=== Data provided ===

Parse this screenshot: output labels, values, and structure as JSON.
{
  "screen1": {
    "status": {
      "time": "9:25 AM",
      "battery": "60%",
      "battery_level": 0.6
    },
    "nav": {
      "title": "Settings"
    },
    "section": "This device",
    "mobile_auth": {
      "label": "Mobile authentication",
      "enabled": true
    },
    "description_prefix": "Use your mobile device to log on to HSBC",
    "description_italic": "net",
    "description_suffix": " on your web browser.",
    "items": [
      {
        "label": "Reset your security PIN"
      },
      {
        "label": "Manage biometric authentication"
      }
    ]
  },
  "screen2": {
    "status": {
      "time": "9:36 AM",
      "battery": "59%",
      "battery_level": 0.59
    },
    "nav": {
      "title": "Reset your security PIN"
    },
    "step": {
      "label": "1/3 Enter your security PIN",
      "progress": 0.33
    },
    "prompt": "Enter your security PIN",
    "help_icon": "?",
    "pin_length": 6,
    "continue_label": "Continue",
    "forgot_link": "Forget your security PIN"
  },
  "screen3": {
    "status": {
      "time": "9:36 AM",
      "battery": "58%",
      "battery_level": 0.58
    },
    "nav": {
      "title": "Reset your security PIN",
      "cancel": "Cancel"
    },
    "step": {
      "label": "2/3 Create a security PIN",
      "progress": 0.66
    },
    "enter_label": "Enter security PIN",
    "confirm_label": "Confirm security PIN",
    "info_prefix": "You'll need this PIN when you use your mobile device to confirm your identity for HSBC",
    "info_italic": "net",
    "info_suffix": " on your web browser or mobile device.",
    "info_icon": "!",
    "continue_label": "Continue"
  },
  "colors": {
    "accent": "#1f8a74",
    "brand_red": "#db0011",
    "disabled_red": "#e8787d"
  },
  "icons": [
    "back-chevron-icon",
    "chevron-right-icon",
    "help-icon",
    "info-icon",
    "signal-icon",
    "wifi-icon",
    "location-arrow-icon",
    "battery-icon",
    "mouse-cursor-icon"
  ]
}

===

What the task requires: Extract every entry above as it appears.

Exercise output:
Parse this screenshot: output labels, values, and structure as JSON.
{
  "screen1": {
    "status": {
      "time": "9:25 AM",
      "battery": "60%",
      "battery_level": 0.6
    },
    "nav": {
      "title": "Settings"
    },
    "section": "This device",
    "mobile_auth": {
      "label": "Mobile authentication",
      "enabled": true
    },
    "description_prefix": "Use your mobile device to log on to HSBC",
    "description_italic": "net",
    "description_suffix": " on your web browser.",
    "items": [
      {
        "label": "Reset your security PIN"
      },
      {
        "label": "Manage biometric authentication"
      }
    ]
  },
  "screen2": {
    "status": {
      "time": "9:36 AM",
      "battery": "59%",
      "battery_level": 0.59
    },
    "nav": {
      "title": "Reset your security PIN"
    },
    "step": {
      "label": "1/3 Enter your security PIN",
      "progress": 0.33
    },
    "prompt": "Enter your security PIN",
    "help_icon": "?",
    "pin_length": 6,
    "continue_label": "Continue",
    "forgot_link": "Forget your security PIN"
  },
  "screen3": {
    "status": {
      "time": "9:36 AM",
      "battery": "58%",
      "battery_level": 0.58
    },
    "nav": {
      "title": "Reset your security PIN",
      "cancel": "Cancel"
    },
    "step": {
      "label": "2/3 Create a security PIN",
      "progress": 0.66
    },
    "enter_label": "Enter security PIN",
    "confirm_label": "Confirm security PIN",
    "info_prefix": "You'll need this PIN when you use your mobile device to confirm your identity for HSBC",
    "info_italic": "net",
    "info_suffix": " on your web browser or mobile device.",
    "info_icon": "!",
    "continue_label": "Continue"
  },
  "colors": {
    "accent": "#1f8a74",
    "brand_red": "#db0011",
    "disabled_red": "#e8787d"
  },
  "icons": [
    "back-chevron-icon",
    "chevron-right-icon",
    "help-icon",
    "info-icon",
    "signal-icon",
    "wifi-icon",
    "location-arrow-icon",
    "battery-icon",
    "mouse-cursor-icon"
  ]
}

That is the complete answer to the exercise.